## Work to complete
Gather every line in the records below that contains the word "ylabel".

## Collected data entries

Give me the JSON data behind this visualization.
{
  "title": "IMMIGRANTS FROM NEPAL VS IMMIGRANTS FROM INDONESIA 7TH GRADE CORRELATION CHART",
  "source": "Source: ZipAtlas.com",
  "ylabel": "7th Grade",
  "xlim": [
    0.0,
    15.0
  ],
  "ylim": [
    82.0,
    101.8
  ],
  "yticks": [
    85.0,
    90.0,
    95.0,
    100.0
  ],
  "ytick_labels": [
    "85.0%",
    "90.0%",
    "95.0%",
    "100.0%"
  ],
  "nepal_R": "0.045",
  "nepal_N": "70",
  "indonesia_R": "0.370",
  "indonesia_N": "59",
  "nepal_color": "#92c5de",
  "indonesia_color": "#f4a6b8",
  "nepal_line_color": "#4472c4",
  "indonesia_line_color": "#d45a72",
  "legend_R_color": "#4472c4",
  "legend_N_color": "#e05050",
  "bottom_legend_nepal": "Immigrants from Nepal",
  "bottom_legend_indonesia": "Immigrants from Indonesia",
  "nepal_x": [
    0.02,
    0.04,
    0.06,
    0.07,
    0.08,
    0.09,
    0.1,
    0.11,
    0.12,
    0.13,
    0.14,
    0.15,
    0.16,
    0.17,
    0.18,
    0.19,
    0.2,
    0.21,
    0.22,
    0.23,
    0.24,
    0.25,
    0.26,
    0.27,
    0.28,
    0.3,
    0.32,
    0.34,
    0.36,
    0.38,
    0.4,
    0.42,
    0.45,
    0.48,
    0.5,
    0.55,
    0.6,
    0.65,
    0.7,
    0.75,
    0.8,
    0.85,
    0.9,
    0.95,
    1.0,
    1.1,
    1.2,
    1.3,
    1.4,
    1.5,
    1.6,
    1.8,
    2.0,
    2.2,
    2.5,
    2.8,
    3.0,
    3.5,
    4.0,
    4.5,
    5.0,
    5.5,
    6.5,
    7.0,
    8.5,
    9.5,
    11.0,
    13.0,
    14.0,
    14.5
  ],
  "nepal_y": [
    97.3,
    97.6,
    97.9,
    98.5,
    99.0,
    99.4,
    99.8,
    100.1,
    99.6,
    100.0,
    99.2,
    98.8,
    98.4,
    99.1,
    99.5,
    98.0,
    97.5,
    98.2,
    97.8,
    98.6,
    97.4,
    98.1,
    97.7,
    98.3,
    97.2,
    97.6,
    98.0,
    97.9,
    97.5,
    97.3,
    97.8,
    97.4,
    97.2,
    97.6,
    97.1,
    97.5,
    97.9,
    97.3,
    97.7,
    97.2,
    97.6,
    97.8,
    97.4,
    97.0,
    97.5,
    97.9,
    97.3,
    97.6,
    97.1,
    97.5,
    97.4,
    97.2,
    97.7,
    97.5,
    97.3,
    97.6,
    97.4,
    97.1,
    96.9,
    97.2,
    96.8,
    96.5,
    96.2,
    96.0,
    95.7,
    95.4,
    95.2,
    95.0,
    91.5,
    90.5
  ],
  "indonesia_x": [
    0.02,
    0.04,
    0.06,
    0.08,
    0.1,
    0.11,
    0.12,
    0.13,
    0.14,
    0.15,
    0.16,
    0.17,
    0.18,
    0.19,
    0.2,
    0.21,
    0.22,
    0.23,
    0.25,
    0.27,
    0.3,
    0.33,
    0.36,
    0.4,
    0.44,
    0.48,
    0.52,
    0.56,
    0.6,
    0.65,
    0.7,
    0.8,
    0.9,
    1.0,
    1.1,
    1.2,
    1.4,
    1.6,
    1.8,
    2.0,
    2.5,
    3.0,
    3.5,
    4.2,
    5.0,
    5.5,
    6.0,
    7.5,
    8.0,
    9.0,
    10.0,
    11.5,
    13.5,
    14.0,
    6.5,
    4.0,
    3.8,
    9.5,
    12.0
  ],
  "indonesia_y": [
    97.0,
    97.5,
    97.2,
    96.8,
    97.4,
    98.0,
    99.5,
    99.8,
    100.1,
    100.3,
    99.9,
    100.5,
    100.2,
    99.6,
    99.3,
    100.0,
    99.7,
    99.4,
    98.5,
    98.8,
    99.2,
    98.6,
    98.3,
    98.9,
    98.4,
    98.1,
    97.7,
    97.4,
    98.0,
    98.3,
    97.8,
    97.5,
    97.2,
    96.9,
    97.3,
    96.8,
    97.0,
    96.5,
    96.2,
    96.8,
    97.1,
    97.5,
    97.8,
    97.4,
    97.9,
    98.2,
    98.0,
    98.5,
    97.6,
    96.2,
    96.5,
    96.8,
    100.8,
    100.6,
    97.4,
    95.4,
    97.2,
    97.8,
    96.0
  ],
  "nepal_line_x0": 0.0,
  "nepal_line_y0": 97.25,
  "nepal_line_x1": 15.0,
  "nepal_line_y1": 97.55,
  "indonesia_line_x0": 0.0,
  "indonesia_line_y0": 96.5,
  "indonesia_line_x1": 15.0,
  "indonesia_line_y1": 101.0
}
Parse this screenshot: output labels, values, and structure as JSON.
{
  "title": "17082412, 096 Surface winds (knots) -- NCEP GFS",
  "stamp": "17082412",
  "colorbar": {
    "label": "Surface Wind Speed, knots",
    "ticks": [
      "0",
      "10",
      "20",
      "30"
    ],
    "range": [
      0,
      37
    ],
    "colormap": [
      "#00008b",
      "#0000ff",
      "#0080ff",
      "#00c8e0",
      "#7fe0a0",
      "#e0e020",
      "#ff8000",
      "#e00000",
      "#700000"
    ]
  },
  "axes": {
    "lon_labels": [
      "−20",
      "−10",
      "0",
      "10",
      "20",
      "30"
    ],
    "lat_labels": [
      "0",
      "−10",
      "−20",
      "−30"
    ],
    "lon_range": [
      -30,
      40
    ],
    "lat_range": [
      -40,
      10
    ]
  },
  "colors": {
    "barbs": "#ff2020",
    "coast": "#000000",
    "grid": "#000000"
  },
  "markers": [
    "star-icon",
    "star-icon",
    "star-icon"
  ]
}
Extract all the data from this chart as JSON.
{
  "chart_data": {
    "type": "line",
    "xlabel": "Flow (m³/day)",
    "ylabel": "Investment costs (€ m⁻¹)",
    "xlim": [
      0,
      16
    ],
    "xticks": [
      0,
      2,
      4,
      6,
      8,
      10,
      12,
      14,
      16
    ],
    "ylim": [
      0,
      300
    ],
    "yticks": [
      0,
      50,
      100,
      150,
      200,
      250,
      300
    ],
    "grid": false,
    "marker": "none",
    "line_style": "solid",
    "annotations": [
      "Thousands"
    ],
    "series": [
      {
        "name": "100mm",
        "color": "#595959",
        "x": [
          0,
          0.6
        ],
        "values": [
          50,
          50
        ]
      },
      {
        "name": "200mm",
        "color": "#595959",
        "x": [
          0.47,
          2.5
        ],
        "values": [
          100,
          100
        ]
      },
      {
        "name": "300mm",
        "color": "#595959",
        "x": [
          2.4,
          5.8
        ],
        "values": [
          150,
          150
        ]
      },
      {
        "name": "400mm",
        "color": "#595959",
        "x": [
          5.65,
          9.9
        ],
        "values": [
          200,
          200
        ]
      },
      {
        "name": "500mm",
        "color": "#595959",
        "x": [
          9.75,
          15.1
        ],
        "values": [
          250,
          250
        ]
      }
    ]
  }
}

## Expected answer
  "ylabel": "7th Grade",
    "ylabel": "Investment costs (€ m⁻¹)",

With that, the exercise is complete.